WHAT IS NEEDED — Leave out the images and repeat the listing below without a single change.

....

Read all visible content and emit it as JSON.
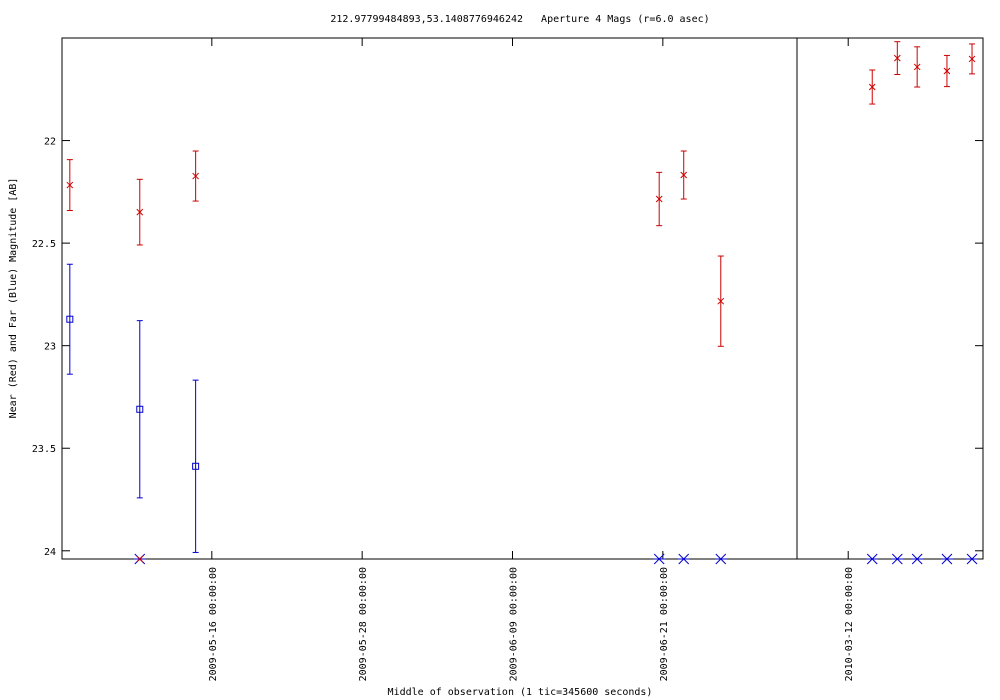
{
  "chart_data": {
    "type": "scatter",
    "title": "212.97799484893,53.1408776946242   Aperture 4 Mags (r=6.0 asec)",
    "x_label": "Middle of observation (1 tic=345600 seconds)",
    "y_label": "Near (Red) and Far (Blue) Magnitude [AB]",
    "ylim": [
      21.5,
      24.04
    ],
    "y_reversed": true,
    "yticks": [
      22,
      22.5,
      23,
      23.5,
      24
    ],
    "x_panels": [
      {
        "xlim": [
          "2009-05-04 01:00:00",
          "2009-07-01 17:00:00"
        ],
        "xticks": [
          "2009-05-16 00:00:00",
          "2009-05-28 00:00:00",
          "2009-06-09 00:00:00",
          "2009-06-21 00:00:00"
        ]
      },
      {
        "xlim": [
          "2010-03-07 22:00:00",
          "2010-03-22 18:00:00"
        ],
        "xticks": [
          "2010-03-12 00:00:00"
        ]
      }
    ],
    "series": [
      {
        "color": "#0000cc",
        "marker": "star",
        "x": [
          "2009-05-10 06:00:00",
          "2009-06-20 17:00:00",
          "2009-06-22 16:00:00",
          "2009-06-25 15:00:00",
          "2010-03-13 22:00:00",
          "2010-03-15 22:00:00",
          "2010-03-17 12:00:00",
          "2010-03-19 21:00:00",
          "2010-03-21 21:00:00"
        ],
        "values": [
          24.04,
          24.04,
          24.04,
          24.04,
          24.04,
          24.04,
          24.04,
          24.04,
          24.04
        ]
      },
      {
        "color": "#cc0000",
        "marker": "x",
        "x": [
          "2009-05-04 16:00:00",
          "2009-05-10 06:00:00",
          "2009-05-14 17:00:00",
          "2009-06-20 17:00:00",
          "2009-06-22 16:00:00",
          "2009-06-25 15:00:00",
          "2010-03-13 22:00:00",
          "2010-03-15 22:00:00",
          "2010-03-17 12:00:00",
          "2010-03-19 21:00:00",
          "2010-03-21 21:00:00"
        ],
        "values": [
          22.217,
          22.349,
          22.173,
          22.285,
          22.168,
          22.783,
          21.739,
          21.598,
          21.641,
          21.661,
          21.602
        ],
        "errors": [
          0.124,
          0.16,
          0.122,
          0.13,
          0.117,
          0.22,
          0.083,
          0.08,
          0.098,
          0.076,
          0.073
        ]
      },
      {
        "color": "#cc0000",
        "marker": "x",
        "x": [
          "2009-05-10 06:00:00"
        ],
        "values": [
          24.04
        ]
      },
      {
        "color": "#0000cc",
        "marker": "square",
        "x": [
          "2009-05-04 16:00:00",
          "2009-05-10 06:00:00",
          "2009-05-14 17:00:00"
        ],
        "values": [
          22.871,
          23.31,
          23.588
        ],
        "errors": [
          0.268,
          0.432,
          0.42
        ]
      }
    ]
  }
}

....

RESULT BELOW —
Read all visible content and emit it as JSON.
{
  "chart_data": {
    "type": "scatter",
    "title": "212.97799484893,53.1408776946242   Aperture 4 Mags (r=6.0 asec)",
    "x_label": "Middle of observation (1 tic=345600 seconds)",
    "y_label": "Near (Red) and Far (Blue) Magnitude [AB]",
    "ylim": [
      21.5,
      24.04
    ],
    "y_reversed": true,
    "yticks": [
      22,
      22.5,
      23,
      23.5,
      24
    ],
    "x_panels": [
      {
        "xlim": [
          "2009-05-04 01:00:00",
          "2009-07-01 17:00:00"
        ],
        "xticks": [
          "2009-05-16 00:00:00",
          "2009-05-28 00:00:00",
          "2009-06-09 00:00:00",
          "2009-06-21 00:00:00"
        ]
      },
      {
        "xlim": [
          "2010-03-07 22:00:00",
          "2010-03-22 18:00:00"
        ],
        "xticks": [
          "2010-03-12 00:00:00"
        ]
      }
    ],
    "series": [
      {
        "color": "#0000cc",
        "marker": "star",
        "x": [
          "2009-05-10 06:00:00",
          "2009-06-20 17:00:00",
          "2009-06-22 16:00:00",
          "2009-06-25 15:00:00",
          "2010-03-13 22:00:00",
          "2010-03-15 22:00:00",
          "2010-03-17 12:00:00",
          "2010-03-19 21:00:00",
          "2010-03-21 21:00:00"
        ],
        "values": [
          24.04,
          24.04,
          24.04,
          24.04,
          24.04,
          24.04,
          24.04,
          24.04,
          24.04
        ]
      },
      {
        "color": "#cc0000",
        "marker": "x",
        "x": [
          "2009-05-04 16:00:00",
          "2009-05-10 06:00:00",
          "2009-05-14 17:00:00",
          "2009-06-20 17:00:00",
          "2009-06-22 16:00:00",
          "2009-06-25 15:00:00",
          "2010-03-13 22:00:00",
          "2010-03-15 22:00:00",
          "2010-03-17 12:00:00",
          "2010-03-19 21:00:00",
          "2010-03-21 21:00:00"
        ],
        "values": [
          22.217,
          22.349,
          22.173,
          22.285,
          22.168,
          22.783,
          21.739,
          21.598,
          21.641,
          21.661,
          21.602
        ],
        "errors": [
          0.124,
          0.16,
          0.122,
          0.13,
          0.117,
          0.22,
          0.083,
          0.08,
          0.098,
          0.076,
          0.073
        ]
      },
      {
        "color": "#cc0000",
        "marker": "x",
        "x": [
          "2009-05-10 06:00:00"
        ],
        "values": [
          24.04
        ]
      },
      {
        "color": "#0000cc",
        "marker": "square",
        "x": [
          "2009-05-04 16:00:00",
          "2009-05-10 06:00:00",
          "2009-05-14 17:00:00"
        ],
        "values": [
          22.871,
          23.31,
          23.588
        ],
        "errors": [
          0.268,
          0.432,
          0.42
        ]
      }
    ]
  }
}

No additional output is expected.